WRITTEN EXERCISE: Look through the records below and collect all lines that hold the string "Choose".

Dataset items:
──────────

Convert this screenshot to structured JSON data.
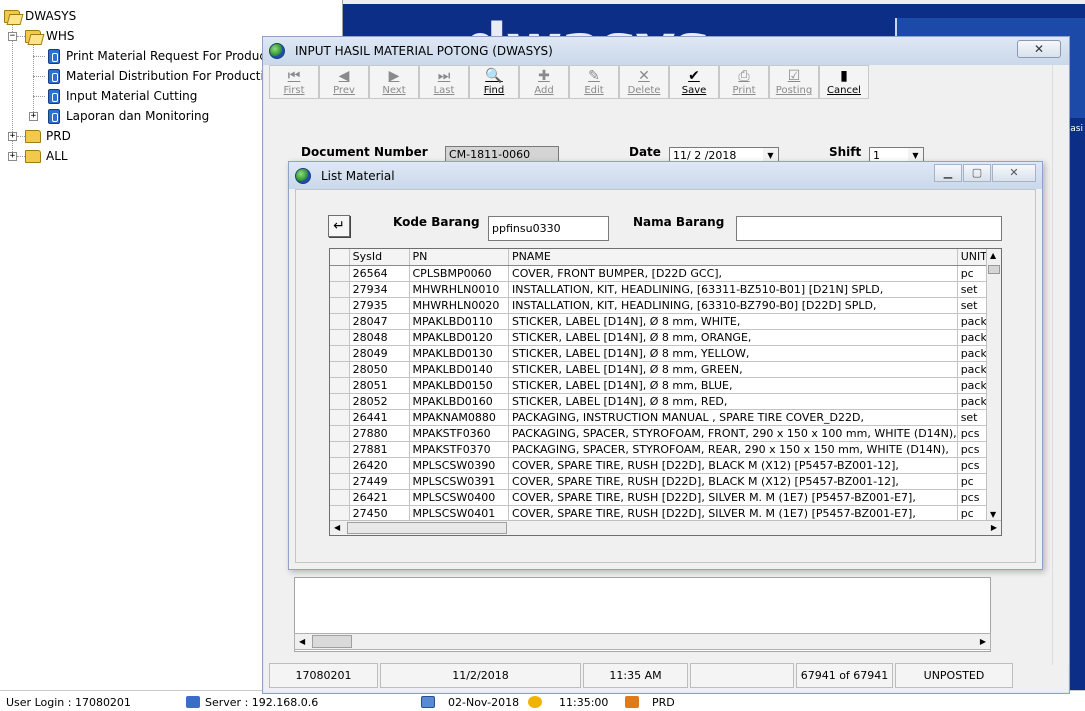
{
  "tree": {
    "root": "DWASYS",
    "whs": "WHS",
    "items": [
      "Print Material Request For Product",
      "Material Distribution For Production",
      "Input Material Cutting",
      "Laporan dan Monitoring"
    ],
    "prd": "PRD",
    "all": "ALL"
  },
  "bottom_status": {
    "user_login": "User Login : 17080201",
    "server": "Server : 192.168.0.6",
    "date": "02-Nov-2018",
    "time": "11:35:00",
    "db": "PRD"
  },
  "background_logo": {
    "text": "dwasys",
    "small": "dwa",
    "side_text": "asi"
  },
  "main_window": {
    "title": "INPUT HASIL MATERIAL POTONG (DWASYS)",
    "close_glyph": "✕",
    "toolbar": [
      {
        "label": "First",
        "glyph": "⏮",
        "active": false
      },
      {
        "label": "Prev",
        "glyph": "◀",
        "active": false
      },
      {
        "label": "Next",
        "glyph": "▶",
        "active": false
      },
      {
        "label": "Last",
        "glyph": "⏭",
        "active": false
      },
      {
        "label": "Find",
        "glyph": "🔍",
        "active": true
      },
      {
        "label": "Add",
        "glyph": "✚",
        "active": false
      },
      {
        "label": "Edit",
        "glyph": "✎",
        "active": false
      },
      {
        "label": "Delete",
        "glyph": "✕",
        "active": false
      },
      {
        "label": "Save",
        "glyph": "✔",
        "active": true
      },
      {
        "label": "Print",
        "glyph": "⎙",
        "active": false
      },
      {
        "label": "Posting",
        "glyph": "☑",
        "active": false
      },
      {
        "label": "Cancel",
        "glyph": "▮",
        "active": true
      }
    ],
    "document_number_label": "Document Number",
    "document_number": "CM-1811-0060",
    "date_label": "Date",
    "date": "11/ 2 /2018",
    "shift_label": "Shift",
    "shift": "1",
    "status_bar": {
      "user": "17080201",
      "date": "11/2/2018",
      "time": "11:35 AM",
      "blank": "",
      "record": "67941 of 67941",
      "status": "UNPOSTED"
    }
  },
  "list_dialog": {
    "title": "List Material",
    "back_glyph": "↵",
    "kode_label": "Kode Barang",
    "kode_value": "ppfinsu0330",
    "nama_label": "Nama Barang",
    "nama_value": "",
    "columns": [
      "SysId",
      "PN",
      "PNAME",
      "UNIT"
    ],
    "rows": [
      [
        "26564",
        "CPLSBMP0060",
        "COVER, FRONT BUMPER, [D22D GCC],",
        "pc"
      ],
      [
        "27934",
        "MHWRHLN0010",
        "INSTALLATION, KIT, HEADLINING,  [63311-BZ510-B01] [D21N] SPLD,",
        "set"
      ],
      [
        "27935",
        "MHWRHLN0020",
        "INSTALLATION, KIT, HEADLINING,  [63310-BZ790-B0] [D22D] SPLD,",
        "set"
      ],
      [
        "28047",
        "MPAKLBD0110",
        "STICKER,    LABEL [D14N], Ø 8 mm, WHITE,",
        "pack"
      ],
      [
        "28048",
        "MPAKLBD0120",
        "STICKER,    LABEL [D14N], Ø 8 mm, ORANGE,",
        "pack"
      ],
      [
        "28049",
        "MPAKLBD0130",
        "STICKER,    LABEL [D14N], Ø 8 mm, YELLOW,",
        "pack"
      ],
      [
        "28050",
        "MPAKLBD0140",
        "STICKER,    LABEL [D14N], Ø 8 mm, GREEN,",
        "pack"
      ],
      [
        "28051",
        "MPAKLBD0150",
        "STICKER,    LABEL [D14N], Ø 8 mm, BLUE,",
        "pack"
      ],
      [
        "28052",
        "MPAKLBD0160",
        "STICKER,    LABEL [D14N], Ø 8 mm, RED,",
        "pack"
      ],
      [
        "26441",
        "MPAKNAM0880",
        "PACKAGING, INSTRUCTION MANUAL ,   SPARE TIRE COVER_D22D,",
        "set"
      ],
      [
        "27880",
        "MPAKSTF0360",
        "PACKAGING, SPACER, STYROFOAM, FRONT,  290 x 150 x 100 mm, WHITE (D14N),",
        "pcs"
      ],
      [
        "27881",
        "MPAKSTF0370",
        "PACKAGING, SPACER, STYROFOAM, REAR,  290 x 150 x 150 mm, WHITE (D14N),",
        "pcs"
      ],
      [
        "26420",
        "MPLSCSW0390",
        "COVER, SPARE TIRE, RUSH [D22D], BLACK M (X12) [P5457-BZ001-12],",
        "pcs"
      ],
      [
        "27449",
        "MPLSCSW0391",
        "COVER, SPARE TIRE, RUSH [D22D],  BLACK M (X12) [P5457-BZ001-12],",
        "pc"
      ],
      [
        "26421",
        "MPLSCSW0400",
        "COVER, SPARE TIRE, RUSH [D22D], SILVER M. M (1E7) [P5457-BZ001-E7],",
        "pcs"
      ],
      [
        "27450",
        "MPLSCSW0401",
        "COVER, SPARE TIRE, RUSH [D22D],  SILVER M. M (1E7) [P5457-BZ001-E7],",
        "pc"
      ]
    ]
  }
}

──────────

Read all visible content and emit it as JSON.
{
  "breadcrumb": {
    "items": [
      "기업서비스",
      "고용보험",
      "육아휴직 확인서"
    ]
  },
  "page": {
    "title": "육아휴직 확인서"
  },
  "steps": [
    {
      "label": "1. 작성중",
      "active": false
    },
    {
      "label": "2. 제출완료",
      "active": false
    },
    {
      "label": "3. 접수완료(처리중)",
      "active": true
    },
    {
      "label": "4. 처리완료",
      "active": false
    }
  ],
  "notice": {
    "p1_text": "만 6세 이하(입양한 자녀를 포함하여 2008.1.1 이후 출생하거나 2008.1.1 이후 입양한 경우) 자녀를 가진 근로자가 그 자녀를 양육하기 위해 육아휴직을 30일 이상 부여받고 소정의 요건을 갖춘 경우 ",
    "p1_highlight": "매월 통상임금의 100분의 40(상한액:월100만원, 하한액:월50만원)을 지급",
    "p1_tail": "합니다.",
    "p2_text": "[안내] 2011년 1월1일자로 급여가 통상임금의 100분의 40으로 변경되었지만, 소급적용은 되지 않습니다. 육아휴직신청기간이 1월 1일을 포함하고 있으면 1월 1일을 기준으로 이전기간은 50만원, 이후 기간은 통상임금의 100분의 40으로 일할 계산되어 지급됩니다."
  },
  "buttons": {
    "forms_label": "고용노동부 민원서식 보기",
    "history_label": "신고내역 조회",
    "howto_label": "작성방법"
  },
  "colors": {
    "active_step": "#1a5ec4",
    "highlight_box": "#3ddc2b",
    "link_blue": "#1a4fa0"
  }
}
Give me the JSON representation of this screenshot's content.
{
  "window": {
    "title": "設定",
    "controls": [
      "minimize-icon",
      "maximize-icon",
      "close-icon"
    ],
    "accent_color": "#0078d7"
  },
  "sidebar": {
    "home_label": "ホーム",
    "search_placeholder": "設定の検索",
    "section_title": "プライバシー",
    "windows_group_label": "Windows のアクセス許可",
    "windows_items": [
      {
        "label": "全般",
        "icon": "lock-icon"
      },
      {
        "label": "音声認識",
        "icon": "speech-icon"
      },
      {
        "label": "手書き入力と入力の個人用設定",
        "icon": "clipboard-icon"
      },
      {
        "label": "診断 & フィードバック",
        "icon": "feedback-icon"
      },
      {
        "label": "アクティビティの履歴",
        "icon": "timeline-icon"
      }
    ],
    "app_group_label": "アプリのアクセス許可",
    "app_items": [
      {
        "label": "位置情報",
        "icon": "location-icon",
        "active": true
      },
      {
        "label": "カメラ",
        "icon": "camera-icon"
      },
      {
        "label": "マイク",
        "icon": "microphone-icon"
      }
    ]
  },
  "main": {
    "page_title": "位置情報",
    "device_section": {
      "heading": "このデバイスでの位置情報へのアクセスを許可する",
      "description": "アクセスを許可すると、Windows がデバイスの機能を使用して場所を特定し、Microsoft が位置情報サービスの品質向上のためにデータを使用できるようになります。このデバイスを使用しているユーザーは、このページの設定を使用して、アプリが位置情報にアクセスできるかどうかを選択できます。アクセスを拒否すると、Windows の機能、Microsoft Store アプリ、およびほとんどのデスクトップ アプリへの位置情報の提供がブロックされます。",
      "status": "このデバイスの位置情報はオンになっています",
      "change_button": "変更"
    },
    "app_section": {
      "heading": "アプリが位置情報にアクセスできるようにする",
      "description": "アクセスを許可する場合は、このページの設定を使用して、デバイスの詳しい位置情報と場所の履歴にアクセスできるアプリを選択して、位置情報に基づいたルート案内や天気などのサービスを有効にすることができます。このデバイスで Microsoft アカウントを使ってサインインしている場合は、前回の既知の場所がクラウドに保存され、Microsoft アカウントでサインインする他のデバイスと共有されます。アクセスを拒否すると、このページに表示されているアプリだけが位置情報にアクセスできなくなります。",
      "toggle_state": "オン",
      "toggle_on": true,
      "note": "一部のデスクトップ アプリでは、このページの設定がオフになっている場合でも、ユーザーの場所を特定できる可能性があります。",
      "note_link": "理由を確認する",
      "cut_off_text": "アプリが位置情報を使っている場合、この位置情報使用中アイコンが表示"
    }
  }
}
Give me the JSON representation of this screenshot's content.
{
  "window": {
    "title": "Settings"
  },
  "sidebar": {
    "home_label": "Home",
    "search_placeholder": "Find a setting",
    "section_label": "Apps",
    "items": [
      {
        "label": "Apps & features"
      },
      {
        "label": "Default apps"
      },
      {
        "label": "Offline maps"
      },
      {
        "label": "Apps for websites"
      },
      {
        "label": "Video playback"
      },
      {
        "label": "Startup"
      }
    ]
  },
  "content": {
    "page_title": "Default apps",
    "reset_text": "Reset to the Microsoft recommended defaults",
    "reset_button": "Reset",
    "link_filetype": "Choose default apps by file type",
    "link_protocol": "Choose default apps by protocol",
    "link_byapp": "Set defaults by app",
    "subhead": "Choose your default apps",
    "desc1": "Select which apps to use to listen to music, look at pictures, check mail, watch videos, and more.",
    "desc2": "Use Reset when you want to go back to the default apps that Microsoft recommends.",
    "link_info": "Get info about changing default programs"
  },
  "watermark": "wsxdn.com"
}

──────────

COMPLETE ANSWER:
    "link_filetype": "Choose default apps by file type",
    "link_protocol": "Choose default apps by protocol",
    "subhead": "Choose your default apps",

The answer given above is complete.